**What you are asked to do:** Tally the lines containing the word "JSON" and give the total alone.
*** Entries supplied
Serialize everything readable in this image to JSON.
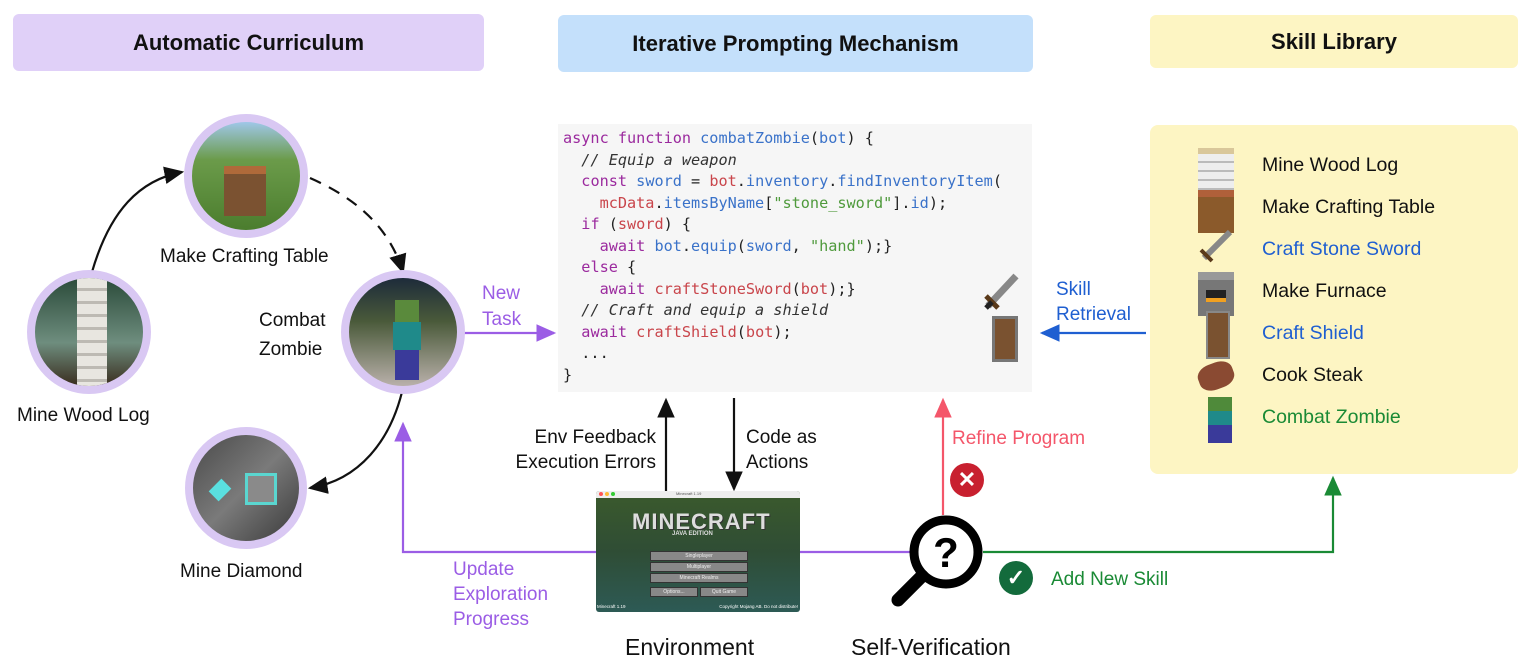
{
  "headers": {
    "curriculum": "Automatic Curriculum",
    "prompting": "Iterative Prompting Mechanism",
    "library": "Skill Library"
  },
  "colors": {
    "curriculum_bg": "#e0d0f8",
    "prompting_bg": "#c4e0fb",
    "library_bg": "#fdf5c3",
    "purple": "#9b5de5",
    "blue": "#1f5fd1",
    "red": "#f4566a",
    "green": "#1a8a35"
  },
  "curriculum": {
    "tasks": [
      {
        "label": "Mine Wood Log"
      },
      {
        "label": "Make Crafting Table"
      },
      {
        "label_line1": "Combat",
        "label_line2": "Zombie"
      },
      {
        "label": "Mine Diamond"
      }
    ],
    "new_task_line1": "New",
    "new_task_line2": "Task"
  },
  "code": {
    "lines": [
      "async function combatZombie(bot) {",
      "  // Equip a weapon",
      "  const sword = bot.inventory.findInventoryItem(",
      "    mcData.itemsByName[\"stone_sword\"].id);",
      "  if (sword) {",
      "    await bot.equip(sword, \"hand\");}",
      "  else {",
      "    await craftStoneSword(bot);}",
      "  // Craft and equip a shield",
      "  await craftShield(bot);",
      "  ...",
      "}"
    ]
  },
  "arrows": {
    "env_feedback_line1": "Env Feedback",
    "env_feedback_line2": "Execution Errors",
    "code_actions_line1": "Code as",
    "code_actions_line2": "Actions",
    "refine": "Refine Program",
    "skill_retrieval_line1": "Skill",
    "skill_retrieval_line2": "Retrieval",
    "update_line1": "Update",
    "update_line2": "Exploration",
    "update_line3": "Progress",
    "add_skill": "Add New Skill"
  },
  "environment": {
    "label": "Environment",
    "window_title": "Minecraft 1.19",
    "logo": "MINECRAFT",
    "edition": "JAVA EDITION",
    "buttons": [
      "Singleplayer",
      "Multiplayer",
      "Minecraft Realms",
      "Options...",
      "Quit Game"
    ],
    "version": "Minecraft 1.19",
    "copyright": "Copyright Mojang AB. Do not distribute!"
  },
  "verification": {
    "label": "Self-Verification"
  },
  "library": {
    "skills": [
      {
        "label": "Mine Wood  Log",
        "color": "#222222",
        "icon": "birch-log-icon"
      },
      {
        "label": "Make Crafting Table",
        "color": "#222222",
        "icon": "crafting-table-icon"
      },
      {
        "label": "Craft Stone Sword",
        "color": "#1f5fd1",
        "icon": "stone-sword-icon"
      },
      {
        "label": "Make Furnace",
        "color": "#111111",
        "icon": "furnace-icon"
      },
      {
        "label": "Craft Shield",
        "color": "#1f5fd1",
        "icon": "shield-icon"
      },
      {
        "label": "Cook Steak",
        "color": "#111111",
        "icon": "steak-icon"
      },
      {
        "label": "Combat Zombie",
        "color": "#1a8a35",
        "icon": "zombie-icon"
      }
    ]
  }
}
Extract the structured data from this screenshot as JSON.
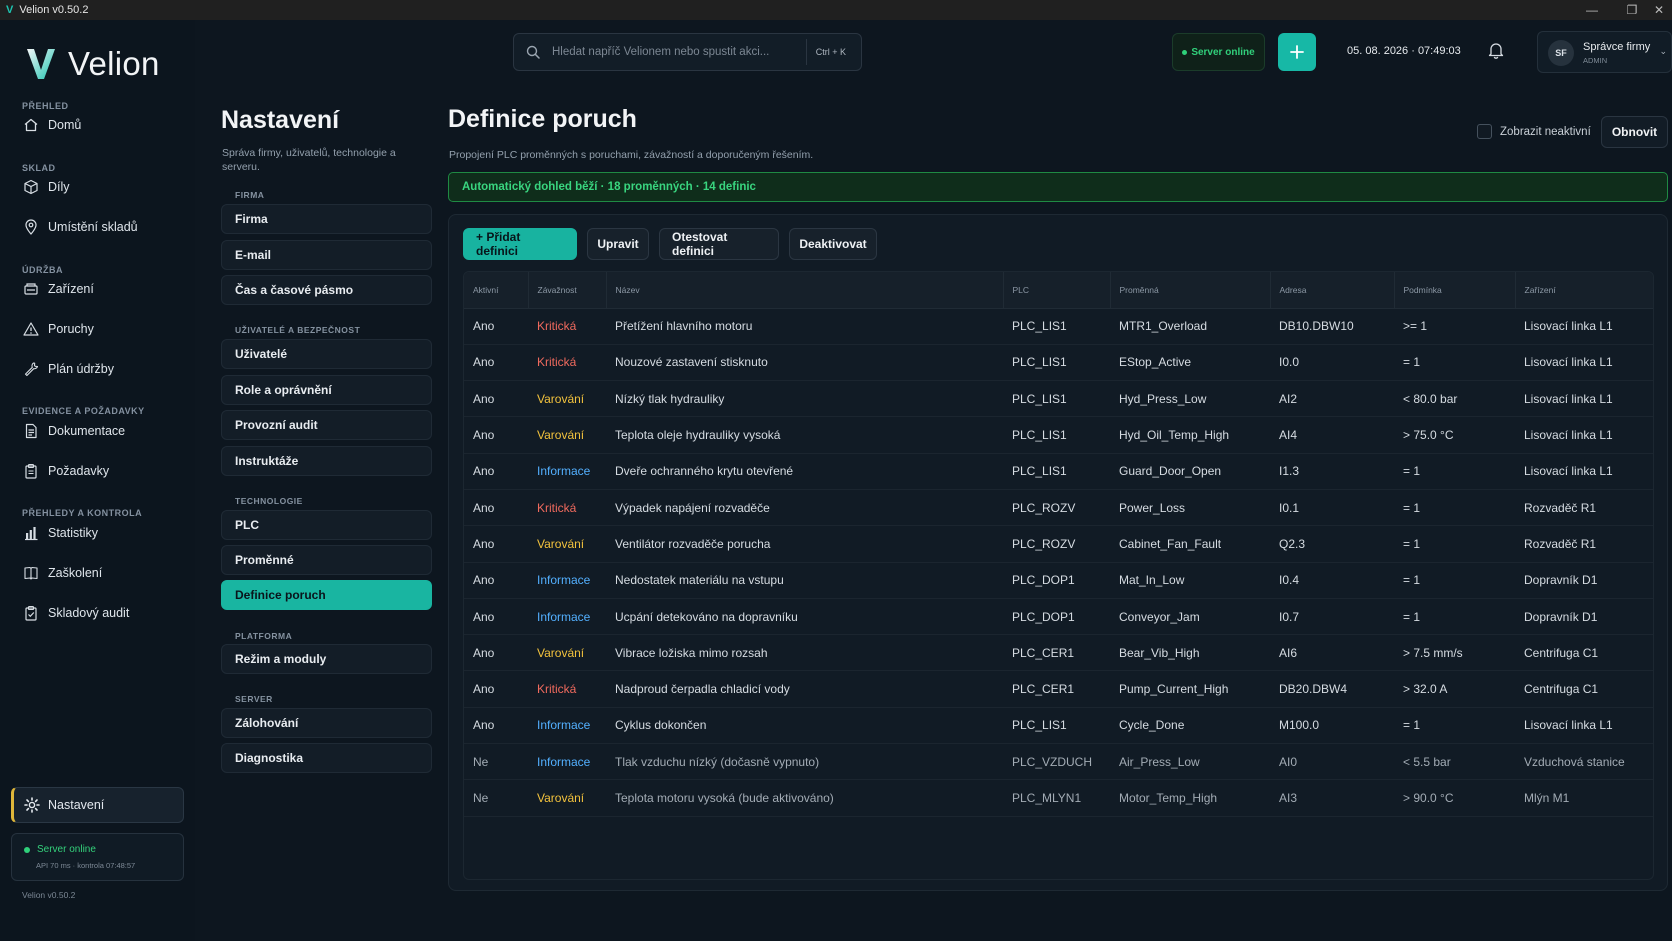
******
**Full response:** 2